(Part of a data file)
>>>>>

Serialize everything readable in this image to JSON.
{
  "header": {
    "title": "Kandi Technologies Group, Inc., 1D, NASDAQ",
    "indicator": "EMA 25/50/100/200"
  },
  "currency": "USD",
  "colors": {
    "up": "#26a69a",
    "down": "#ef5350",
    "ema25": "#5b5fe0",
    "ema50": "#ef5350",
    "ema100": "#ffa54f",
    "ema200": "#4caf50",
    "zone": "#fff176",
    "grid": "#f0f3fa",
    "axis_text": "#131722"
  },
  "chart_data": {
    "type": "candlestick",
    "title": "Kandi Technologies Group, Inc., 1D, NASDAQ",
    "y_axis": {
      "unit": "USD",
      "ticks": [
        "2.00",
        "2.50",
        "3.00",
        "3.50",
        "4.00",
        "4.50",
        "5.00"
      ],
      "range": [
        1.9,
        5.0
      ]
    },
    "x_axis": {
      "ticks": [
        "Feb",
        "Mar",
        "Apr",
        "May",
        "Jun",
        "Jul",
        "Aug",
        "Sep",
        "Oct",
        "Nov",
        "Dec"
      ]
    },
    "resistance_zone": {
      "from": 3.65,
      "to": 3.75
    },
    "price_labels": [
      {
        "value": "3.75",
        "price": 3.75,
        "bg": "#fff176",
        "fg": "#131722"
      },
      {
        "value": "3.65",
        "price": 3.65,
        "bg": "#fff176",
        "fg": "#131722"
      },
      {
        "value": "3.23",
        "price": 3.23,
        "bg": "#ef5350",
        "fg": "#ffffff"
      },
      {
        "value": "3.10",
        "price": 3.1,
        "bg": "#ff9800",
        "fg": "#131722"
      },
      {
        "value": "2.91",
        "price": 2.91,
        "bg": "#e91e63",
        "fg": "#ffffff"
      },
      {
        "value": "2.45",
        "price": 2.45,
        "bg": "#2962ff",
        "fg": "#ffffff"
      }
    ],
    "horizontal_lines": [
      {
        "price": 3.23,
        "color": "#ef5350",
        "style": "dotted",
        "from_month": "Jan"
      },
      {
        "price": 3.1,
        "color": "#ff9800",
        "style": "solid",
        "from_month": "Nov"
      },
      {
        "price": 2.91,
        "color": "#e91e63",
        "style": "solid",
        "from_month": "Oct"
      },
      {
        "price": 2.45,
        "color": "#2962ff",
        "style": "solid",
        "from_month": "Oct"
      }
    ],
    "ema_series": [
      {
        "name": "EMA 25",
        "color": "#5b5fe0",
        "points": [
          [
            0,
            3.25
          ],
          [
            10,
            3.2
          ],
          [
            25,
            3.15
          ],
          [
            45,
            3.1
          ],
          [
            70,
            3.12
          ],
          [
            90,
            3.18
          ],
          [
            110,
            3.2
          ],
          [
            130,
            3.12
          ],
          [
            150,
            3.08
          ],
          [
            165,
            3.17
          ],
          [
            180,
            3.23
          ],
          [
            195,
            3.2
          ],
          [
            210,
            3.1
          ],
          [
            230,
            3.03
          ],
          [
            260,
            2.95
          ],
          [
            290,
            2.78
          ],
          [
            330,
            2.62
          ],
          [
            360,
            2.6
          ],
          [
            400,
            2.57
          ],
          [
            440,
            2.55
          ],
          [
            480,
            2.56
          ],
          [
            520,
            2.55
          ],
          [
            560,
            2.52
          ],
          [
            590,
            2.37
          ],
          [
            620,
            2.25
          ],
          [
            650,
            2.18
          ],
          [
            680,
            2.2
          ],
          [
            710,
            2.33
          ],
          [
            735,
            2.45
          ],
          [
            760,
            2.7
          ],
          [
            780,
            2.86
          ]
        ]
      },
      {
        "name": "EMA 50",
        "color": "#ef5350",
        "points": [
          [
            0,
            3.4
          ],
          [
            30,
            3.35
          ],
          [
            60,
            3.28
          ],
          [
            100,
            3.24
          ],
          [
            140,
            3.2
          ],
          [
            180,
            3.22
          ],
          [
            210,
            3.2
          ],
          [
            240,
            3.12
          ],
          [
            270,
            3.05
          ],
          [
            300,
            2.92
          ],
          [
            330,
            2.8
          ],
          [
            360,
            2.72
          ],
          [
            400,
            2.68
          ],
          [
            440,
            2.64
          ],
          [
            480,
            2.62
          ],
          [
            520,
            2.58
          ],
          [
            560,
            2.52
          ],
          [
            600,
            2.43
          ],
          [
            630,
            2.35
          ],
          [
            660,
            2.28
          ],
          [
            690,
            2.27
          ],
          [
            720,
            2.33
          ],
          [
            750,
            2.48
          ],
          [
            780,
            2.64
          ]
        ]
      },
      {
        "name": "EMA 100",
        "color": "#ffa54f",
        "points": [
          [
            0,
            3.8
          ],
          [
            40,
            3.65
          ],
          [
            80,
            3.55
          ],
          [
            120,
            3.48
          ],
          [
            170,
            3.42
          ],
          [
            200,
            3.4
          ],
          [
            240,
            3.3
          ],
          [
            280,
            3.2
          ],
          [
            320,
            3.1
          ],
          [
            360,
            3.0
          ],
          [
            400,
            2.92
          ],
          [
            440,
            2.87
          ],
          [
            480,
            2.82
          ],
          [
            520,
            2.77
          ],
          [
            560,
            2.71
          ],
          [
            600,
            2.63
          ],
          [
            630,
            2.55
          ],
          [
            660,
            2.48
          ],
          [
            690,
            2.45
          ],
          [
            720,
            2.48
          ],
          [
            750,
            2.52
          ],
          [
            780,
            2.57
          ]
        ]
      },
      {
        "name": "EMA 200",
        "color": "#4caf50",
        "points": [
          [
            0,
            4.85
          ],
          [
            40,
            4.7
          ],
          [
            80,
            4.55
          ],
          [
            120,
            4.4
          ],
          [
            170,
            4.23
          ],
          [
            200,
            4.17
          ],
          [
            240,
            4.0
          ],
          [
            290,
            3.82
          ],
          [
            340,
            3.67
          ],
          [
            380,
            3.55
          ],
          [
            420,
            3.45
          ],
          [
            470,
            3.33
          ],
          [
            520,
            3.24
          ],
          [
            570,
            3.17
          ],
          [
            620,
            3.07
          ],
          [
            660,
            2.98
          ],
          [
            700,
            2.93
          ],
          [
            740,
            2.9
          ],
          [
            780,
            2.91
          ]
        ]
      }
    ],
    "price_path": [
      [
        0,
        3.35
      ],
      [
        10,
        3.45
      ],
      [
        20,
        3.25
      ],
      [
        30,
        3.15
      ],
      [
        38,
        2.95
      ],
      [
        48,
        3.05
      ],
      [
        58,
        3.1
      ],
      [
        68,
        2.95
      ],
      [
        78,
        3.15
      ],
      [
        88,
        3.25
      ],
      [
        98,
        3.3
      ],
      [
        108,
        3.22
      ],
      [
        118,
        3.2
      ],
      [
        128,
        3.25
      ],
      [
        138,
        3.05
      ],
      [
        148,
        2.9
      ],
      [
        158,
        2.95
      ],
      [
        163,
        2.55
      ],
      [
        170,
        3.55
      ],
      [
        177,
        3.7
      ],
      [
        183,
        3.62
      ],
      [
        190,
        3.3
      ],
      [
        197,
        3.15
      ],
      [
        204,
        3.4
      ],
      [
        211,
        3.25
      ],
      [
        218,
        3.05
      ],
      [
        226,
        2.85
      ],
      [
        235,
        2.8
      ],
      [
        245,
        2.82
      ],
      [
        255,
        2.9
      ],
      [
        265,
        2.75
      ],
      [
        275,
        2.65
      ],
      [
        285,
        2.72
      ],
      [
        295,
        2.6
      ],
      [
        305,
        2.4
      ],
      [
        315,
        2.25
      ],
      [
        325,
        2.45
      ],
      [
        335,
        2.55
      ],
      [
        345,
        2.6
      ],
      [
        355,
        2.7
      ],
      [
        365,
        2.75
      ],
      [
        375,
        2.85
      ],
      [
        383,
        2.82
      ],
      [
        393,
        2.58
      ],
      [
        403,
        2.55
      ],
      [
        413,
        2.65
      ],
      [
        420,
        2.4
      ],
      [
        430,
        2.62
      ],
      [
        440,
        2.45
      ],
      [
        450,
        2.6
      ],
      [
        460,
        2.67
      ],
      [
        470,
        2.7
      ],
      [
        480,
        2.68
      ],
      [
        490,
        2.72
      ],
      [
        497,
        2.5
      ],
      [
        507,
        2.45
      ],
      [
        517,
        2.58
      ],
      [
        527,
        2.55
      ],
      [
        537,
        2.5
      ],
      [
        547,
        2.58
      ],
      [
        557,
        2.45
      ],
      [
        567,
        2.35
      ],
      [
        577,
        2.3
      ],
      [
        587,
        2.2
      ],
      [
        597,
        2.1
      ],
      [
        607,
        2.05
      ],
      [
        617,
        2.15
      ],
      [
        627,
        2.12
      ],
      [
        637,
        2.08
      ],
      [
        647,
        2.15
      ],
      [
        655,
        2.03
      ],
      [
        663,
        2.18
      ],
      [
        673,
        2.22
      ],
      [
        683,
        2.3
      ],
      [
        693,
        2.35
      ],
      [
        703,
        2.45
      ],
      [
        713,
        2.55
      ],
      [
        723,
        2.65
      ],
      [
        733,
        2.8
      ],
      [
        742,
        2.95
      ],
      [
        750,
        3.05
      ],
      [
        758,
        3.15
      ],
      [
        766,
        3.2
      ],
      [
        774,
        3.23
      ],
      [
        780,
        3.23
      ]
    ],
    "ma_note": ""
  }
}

<<<<<

§ **WORK INSTRUCTIONS**:
Using the records above, find and show each line with the string "value".

§ **REPLY TO THE TASK**:
        "value": "3.75",
        "value": "3.65",
        "value": "3.23",
        "value": "3.10",
        "value": "2.91",
        "value": "2.45",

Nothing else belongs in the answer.